• _Exercise objective_: Using the listing below, copy every line that mentions "value".

# Start of Material for this task

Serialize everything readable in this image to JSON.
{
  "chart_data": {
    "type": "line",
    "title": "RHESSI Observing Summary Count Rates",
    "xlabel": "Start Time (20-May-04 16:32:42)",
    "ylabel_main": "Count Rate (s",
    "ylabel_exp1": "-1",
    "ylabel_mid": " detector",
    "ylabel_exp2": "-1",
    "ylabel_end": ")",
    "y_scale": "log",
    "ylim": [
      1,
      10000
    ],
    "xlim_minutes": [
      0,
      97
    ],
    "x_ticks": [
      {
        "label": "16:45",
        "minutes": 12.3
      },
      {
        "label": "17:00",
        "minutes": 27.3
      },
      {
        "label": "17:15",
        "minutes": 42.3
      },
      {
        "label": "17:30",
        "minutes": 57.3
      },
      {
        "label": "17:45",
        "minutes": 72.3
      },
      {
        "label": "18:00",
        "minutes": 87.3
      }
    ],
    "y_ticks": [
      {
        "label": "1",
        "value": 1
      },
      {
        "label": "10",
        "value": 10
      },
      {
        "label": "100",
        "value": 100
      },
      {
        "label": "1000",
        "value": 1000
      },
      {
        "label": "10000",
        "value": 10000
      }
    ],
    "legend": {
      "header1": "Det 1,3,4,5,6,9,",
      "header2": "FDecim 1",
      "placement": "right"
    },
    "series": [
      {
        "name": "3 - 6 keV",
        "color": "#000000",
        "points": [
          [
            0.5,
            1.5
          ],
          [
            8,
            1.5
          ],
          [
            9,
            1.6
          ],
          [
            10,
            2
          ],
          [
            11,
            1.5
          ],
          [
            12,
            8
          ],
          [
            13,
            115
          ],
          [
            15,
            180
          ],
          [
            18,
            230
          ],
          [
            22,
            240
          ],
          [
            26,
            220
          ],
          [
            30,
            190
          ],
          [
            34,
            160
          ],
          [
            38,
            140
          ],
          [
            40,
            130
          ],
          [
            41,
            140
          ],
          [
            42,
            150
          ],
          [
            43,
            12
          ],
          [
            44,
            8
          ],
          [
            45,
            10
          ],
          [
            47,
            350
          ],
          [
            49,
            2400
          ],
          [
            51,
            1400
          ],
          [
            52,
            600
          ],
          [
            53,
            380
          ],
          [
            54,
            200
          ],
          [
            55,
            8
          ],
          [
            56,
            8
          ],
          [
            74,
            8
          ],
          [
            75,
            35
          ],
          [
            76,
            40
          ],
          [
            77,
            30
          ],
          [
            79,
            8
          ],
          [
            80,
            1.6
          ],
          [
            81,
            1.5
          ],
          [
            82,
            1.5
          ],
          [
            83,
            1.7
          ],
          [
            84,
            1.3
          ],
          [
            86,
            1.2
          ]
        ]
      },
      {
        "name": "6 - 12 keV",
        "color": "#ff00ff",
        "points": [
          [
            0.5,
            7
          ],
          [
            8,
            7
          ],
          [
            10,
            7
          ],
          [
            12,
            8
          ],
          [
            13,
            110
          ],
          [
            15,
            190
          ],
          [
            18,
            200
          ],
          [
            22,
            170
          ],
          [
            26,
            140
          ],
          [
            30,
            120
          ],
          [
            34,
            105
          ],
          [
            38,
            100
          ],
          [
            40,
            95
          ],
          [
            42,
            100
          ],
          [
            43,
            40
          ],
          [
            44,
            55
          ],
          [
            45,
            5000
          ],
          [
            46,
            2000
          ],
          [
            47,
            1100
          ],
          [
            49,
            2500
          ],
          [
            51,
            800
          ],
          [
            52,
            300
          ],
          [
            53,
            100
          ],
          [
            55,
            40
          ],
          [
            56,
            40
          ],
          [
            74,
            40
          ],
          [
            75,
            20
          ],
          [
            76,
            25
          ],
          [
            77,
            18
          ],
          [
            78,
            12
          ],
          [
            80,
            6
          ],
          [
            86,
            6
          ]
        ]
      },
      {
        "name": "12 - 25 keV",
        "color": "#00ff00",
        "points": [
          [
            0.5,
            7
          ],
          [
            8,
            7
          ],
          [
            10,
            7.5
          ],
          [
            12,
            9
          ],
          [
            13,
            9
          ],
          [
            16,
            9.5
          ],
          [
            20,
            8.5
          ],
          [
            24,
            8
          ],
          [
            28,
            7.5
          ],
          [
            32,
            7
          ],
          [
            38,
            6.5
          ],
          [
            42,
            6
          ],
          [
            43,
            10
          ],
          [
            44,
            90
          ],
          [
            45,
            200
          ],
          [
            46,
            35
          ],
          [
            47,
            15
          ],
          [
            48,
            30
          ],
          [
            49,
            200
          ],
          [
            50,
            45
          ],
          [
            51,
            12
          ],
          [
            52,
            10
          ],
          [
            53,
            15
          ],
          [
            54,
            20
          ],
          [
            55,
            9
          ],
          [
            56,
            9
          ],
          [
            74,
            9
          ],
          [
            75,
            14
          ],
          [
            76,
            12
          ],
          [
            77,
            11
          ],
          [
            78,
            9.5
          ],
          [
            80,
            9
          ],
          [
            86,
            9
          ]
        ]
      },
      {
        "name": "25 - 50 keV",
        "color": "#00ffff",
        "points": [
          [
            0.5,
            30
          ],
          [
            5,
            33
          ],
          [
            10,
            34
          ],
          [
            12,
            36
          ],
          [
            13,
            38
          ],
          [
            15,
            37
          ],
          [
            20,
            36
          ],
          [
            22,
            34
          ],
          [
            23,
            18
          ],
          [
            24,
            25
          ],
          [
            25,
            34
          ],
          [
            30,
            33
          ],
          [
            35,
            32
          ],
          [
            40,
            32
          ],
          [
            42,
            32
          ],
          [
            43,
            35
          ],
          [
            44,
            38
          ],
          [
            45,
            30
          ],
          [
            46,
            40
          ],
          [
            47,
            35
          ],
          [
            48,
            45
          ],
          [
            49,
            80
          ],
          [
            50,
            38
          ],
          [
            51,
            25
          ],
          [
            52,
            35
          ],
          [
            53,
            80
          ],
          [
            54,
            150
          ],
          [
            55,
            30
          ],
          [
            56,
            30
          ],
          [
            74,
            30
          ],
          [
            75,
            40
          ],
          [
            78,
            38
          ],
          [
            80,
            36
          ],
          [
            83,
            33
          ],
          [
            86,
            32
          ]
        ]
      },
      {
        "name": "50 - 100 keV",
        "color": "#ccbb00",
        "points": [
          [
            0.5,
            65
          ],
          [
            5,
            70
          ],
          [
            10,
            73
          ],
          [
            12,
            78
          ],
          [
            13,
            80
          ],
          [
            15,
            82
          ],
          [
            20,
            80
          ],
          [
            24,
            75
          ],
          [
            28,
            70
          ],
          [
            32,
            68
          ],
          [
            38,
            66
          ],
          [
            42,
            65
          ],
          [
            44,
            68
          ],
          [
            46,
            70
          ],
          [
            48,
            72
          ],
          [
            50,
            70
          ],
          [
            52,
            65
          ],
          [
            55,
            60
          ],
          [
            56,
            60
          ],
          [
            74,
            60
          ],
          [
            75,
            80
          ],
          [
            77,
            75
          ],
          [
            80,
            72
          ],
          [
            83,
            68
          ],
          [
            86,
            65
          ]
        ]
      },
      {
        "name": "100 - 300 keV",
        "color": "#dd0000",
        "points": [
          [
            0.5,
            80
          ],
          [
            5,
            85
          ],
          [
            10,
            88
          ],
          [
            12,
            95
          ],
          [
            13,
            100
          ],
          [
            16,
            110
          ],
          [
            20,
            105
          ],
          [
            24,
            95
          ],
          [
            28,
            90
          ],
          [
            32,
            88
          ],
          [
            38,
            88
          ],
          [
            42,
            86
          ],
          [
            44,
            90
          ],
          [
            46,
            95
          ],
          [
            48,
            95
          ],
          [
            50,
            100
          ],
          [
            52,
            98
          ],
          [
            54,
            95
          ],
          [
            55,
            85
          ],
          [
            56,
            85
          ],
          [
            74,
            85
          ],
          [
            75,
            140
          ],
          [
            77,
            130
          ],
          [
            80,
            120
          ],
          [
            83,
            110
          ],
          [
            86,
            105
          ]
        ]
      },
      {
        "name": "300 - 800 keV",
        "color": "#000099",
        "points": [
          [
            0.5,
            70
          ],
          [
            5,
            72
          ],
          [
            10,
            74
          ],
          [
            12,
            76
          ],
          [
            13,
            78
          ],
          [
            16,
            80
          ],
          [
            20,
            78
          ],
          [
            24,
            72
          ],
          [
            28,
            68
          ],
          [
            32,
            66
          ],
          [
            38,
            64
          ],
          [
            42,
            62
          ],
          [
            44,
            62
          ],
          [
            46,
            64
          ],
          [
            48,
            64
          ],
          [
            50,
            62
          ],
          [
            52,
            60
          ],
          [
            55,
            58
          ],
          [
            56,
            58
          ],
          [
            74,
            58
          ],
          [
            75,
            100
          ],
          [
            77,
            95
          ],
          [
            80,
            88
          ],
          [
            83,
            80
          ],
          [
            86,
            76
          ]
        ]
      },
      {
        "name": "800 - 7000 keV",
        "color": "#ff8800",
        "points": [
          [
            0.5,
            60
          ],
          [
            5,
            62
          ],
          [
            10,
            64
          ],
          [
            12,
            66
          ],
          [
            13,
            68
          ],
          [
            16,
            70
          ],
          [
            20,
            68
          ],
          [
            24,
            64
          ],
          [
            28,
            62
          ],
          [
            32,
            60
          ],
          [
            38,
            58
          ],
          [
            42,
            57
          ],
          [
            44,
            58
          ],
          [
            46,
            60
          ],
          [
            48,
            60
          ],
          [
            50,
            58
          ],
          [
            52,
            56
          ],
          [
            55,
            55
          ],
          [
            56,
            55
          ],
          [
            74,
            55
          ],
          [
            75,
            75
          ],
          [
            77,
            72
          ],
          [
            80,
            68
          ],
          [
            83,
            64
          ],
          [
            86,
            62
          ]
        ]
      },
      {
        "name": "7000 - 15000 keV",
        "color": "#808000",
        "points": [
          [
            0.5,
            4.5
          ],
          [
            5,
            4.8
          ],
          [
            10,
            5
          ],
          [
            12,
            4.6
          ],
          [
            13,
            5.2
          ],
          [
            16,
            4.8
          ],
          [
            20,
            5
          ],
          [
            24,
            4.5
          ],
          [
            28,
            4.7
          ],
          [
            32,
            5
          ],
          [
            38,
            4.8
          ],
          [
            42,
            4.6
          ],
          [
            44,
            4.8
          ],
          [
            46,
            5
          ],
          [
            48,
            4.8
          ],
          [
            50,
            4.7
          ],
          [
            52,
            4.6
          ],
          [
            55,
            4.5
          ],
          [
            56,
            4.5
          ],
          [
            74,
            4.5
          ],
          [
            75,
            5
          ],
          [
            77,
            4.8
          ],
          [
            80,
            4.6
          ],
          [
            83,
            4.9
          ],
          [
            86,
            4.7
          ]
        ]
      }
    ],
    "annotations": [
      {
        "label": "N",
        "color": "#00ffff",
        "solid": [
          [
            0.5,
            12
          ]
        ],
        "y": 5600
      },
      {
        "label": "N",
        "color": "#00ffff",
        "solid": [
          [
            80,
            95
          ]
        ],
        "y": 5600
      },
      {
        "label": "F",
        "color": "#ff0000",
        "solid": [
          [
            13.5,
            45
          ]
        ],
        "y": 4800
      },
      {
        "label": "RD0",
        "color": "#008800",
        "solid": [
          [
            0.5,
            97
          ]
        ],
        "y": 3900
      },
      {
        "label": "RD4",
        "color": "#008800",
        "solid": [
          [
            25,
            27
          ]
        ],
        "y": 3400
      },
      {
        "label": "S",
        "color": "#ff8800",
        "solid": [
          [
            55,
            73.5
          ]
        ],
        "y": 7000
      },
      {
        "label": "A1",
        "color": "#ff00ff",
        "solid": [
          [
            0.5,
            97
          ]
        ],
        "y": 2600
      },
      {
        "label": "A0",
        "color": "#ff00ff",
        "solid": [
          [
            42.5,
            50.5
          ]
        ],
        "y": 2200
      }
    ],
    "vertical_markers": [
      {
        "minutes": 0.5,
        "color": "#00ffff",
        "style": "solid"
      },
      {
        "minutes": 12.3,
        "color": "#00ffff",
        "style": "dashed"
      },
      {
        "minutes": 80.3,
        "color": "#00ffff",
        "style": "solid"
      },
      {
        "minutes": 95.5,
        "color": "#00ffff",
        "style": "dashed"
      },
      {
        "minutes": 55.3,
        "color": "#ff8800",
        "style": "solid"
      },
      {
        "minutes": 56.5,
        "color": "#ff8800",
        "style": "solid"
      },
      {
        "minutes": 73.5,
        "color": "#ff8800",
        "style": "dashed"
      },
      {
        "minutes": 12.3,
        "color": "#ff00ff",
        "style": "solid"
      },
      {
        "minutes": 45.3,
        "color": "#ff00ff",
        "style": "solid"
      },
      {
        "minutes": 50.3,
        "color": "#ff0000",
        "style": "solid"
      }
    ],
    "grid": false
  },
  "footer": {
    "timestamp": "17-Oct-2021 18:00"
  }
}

# End of Material for this task

• _Solution to the exercise_:
        "value": 1
        "value": 10
        "value": 100
        "value": 1000
        "value": 10000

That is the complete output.